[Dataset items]
★ ★ ★ ★
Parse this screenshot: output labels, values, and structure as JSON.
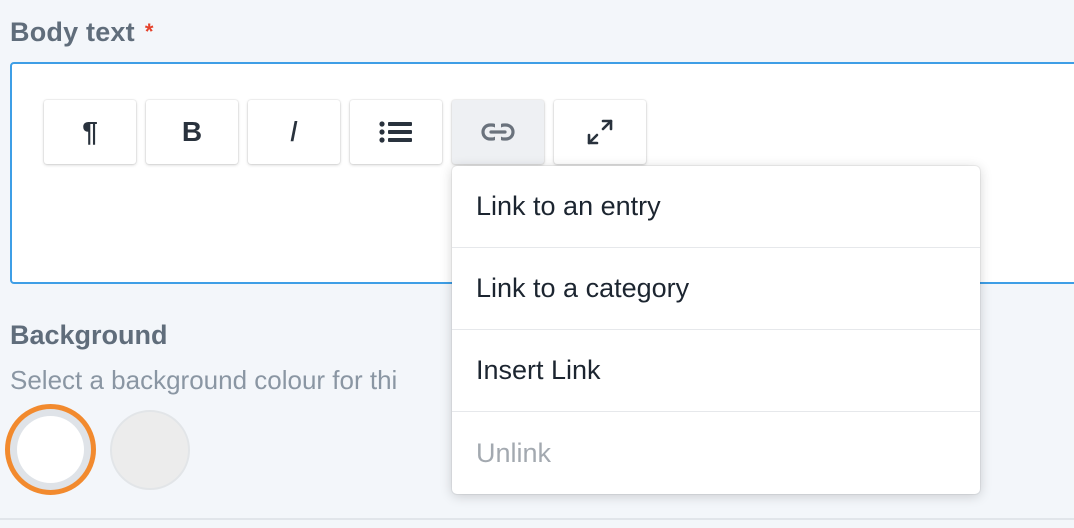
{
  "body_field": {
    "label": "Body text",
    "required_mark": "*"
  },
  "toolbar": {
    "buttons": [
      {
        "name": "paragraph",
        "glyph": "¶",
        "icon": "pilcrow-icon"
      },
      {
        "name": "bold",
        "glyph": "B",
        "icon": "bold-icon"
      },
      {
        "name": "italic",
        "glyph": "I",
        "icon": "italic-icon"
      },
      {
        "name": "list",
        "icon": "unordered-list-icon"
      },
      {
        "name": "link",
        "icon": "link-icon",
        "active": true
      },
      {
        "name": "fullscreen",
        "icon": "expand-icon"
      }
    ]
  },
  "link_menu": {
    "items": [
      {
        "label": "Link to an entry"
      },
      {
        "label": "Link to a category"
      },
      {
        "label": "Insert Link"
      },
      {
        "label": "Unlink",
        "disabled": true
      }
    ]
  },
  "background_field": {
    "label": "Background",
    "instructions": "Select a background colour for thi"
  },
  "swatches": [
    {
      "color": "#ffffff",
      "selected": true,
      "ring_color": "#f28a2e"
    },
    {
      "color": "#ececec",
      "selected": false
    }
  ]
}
★ ★ ★ ★
Task prompt: Copy every line of the listing containing the string "icon".

Answer for this exercise:
        "icon": "pilcrow-icon"
        "icon": "bold-icon"
        "icon": "italic-icon"
        "icon": "unordered-list-icon"
        "icon": "link-icon",
        "icon": "expand-icon"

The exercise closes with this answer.